## JOBS
- a) According to the EPE setup notes, which paths should each line of a synthetic dataset's txt file contain?
- b) Continue the EPE setup notes from the point where they stop.

## EXCERPT
▶

/EPE

A clone of Enhancing Photorealism Enhancement.

Primary LanguagePythonMIT LicenseMIT

Setup

The code has been developed using a conda environment:

conda create -n epe python=3.8
conda activate epe

You'll need pytorch, scikit-image, imageio, tqdm:

conda install pytorch torchvision cudatoolkit=10.2 -c pytorch
conda install scikit-image
conda install imageio

pip install tqdm

Training requires MSeg for generating robust labels of a dataset, faiss for matching crops across datasets, and LPIPS for the perceptual loss. The code contains optional downsampling using Kornia for the perceptual loss and the discriminator. If you do not wish to use it (it is disabled by default), you may remove this dependency. Please refer to the respective websites for up-to-date installation instructions.

After installing all the prerequisites, install the epe package (editable) locally:

pip install -e ./

Preparing datasets

The pipeline is designed for an image resolution of roughly 960x540. Using images of other resolutions (e.g., FullHD) may require modification of the code and possibly even the network architecture for best results. The pipeline expects for each dataset a txt file containing paths to all images. Each line should contain paths to image, robust label map, gbuffer file, and ground truth label map, all separated by commas. Real datasets only require paths to images and robust label maps. For computing the label maps, see below.

Synthetic footage (from games)

◀

[Dataset excerpt]
▶

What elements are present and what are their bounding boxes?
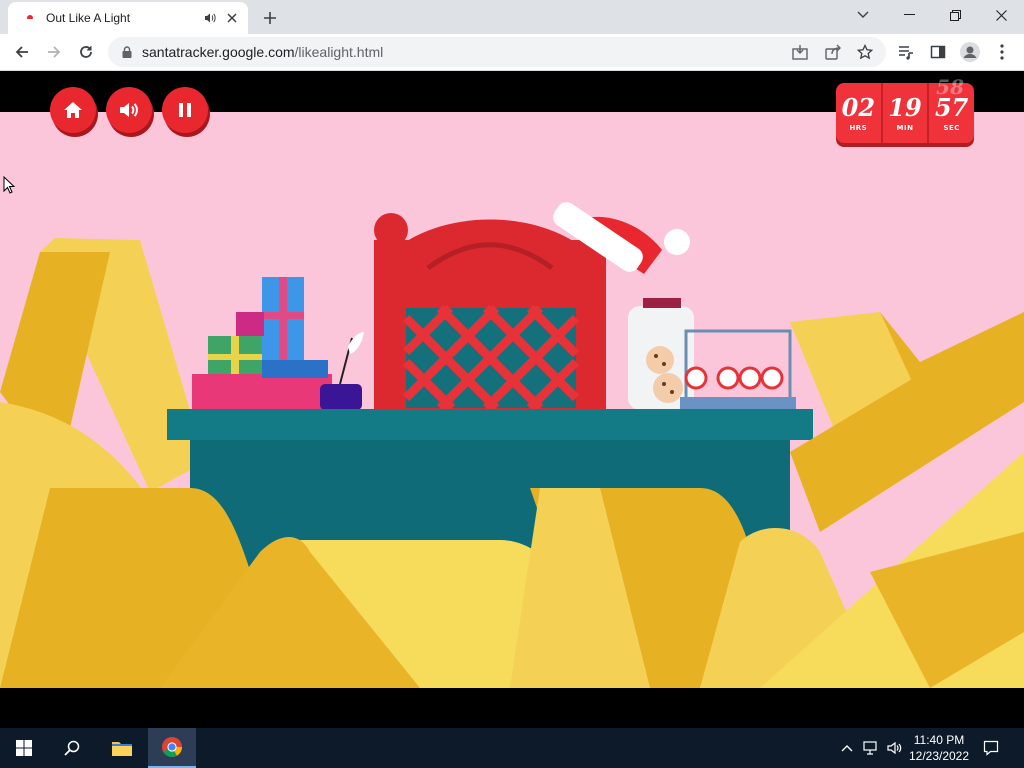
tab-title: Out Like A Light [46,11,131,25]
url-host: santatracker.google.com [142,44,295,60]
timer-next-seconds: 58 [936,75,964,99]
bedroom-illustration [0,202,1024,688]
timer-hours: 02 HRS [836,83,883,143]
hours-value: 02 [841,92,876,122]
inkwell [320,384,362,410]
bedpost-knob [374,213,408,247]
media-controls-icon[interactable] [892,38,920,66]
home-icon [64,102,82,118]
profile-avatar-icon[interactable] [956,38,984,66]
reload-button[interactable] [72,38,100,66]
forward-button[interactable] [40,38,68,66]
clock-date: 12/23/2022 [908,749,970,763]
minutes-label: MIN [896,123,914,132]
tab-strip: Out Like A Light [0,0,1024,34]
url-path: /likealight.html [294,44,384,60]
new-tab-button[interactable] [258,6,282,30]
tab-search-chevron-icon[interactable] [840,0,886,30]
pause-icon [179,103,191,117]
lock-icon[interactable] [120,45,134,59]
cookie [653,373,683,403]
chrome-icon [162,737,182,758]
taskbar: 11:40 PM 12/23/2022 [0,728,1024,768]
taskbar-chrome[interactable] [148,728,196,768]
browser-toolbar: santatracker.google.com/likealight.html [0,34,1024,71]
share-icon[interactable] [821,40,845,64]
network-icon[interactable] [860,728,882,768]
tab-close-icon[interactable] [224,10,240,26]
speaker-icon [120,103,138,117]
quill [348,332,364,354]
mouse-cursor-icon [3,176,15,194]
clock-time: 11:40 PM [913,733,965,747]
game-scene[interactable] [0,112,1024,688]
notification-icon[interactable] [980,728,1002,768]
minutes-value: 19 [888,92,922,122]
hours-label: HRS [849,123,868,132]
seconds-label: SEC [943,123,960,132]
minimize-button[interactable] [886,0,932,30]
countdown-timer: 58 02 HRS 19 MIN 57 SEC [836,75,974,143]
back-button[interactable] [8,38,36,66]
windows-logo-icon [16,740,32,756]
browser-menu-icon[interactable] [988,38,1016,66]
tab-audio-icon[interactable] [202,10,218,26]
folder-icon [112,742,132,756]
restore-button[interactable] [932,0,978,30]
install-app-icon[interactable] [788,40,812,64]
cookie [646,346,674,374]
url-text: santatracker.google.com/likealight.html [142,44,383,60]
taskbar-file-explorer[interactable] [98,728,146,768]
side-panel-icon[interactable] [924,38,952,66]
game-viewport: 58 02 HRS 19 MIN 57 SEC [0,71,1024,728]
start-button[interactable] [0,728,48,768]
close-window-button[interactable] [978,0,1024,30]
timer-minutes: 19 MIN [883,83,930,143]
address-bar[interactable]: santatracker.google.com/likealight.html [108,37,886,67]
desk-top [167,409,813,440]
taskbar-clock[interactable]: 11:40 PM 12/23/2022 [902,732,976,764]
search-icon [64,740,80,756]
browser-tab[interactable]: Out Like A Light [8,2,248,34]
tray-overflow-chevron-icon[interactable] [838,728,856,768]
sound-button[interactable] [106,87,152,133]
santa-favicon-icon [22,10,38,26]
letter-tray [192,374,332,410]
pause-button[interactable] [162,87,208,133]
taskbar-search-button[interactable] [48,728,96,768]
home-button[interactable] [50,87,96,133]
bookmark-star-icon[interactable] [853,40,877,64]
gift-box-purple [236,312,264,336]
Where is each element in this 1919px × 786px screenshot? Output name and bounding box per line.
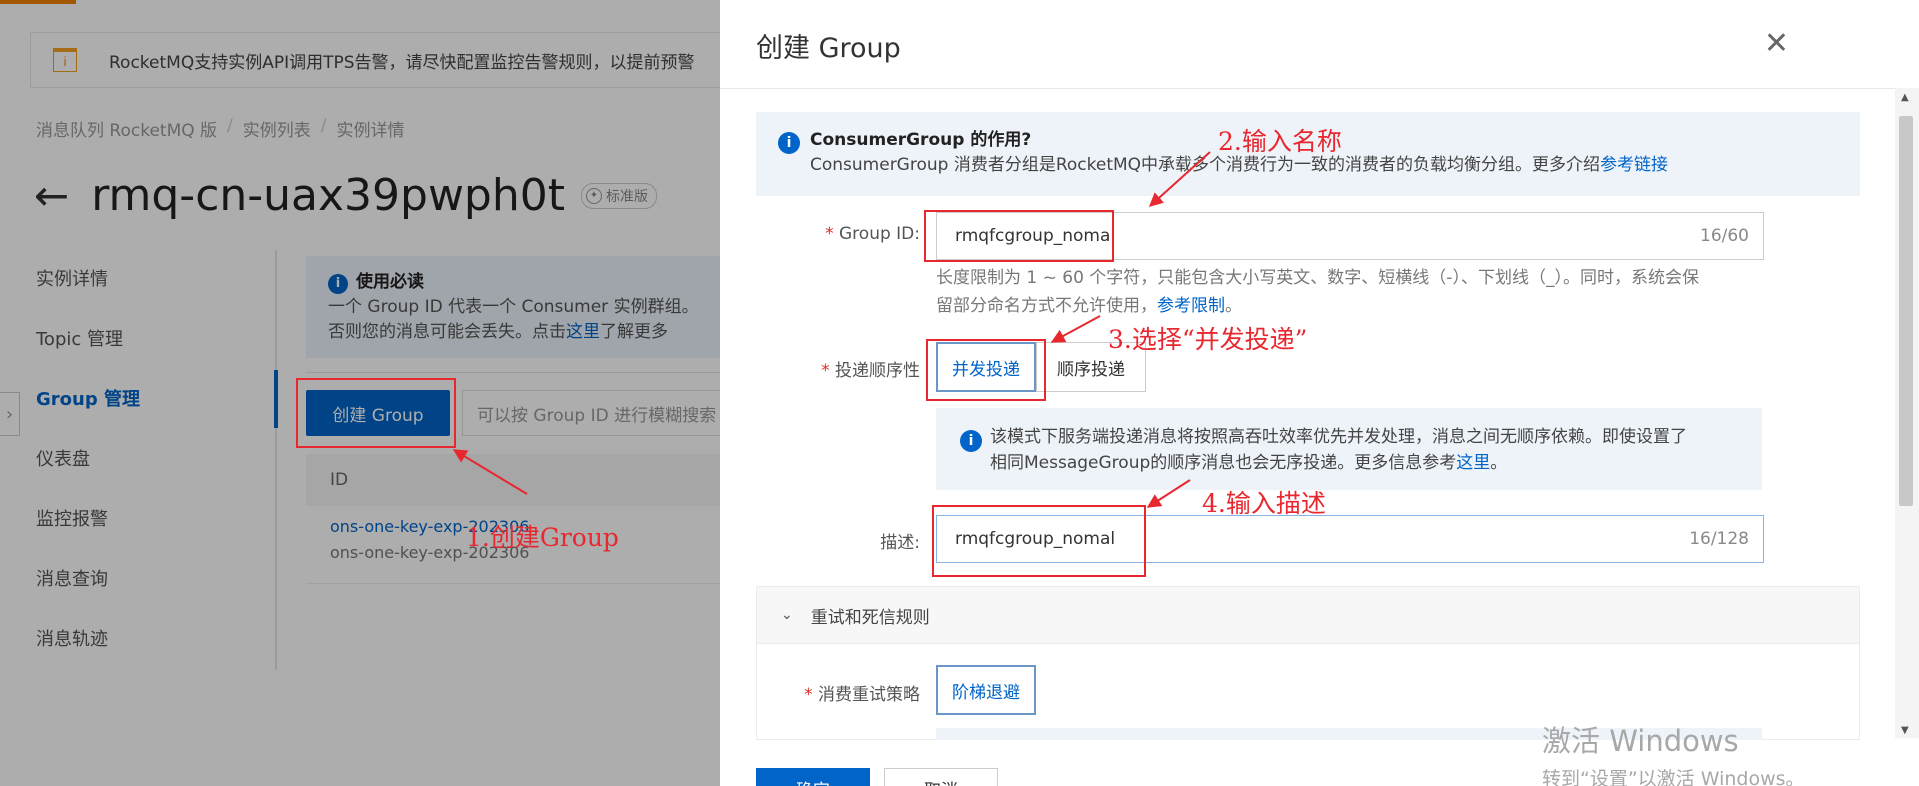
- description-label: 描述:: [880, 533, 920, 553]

◀

## EXPECTED ANSWERS
- a)
Each line should contain these paths, separated by commas:
- image
- robust label map
- gbuffer file
- ground truth label map

- b)
Unfortunately, we cannot publish any recorded data here. You will need to build your own dataset. This is less challenging than you might think. For more information, we refer to the many papers that focused on this topic. The reference implementation we provide here is compatible with the Playing for Data and VIPER datasets, but does not use any actual G-buffers. To nevertheless demonstrate the pipeline, we added a script for generating fake G-buffers via a VGG16 network (dataset/generate_fake_gbuffers.py). For best results, (e.g., if you record your own dataset) using a comprehensive set of G-buffers is recommended.

A number of research papers focused on this topic:

Real footage (from real photos)

  • For training our model, label maps on real data are not required. Raw images are sufficient.
  • Label maps are required if you want to evaluate the realism of enhanced images using our sKVD metric (more on that below).
  • As in many machine learning problems, more data is better than less, more diverse is better than all of the same. The better your real-world footage matches the synthetic data (scale, perspective, layout of a scene, distribution of objects), the better the enhancements.

Computing robust label maps

We use segmentations generated with MSeg as robust label maps for training the discriminator. Please refer to MSeg's documentation for running their pretrained models on your data.

Tip for speeding up computation: The robust label maps used in the discriminator are scaled to the size of the feature maps. Thus, they are effectively used only at down-sampled resolution(s) and can be computed from images of lower resolution.

We also provide a discriminator without using those labels. In case you want to use it without actually generating robust labels, you will need to modify the dataset code as this loads robust labels by default.

Matching patches across datasets

First, we need to sample crops from source and target datasets and compute VGG features on those crops. As a default, we sample 15 crops per image. But, depending on the size of your dataset, increasing the number of sampled crops may be beneficial. The csv files for the datasets contain per row the paths to the images of each dataset.

python epe/matching/feature_based/collect_crops.py PfD pfd_files.csv 		# creates crop_PfD.csv, crop_Pfd.npz
python epe/matching/feature_based/collect_crops.py Cityscapes cs_files.csv	# creates crop_Cityscapes.csv, crop_Cityscapes.npz

The generated csv files contain path and coordinates, the npz files contain the features.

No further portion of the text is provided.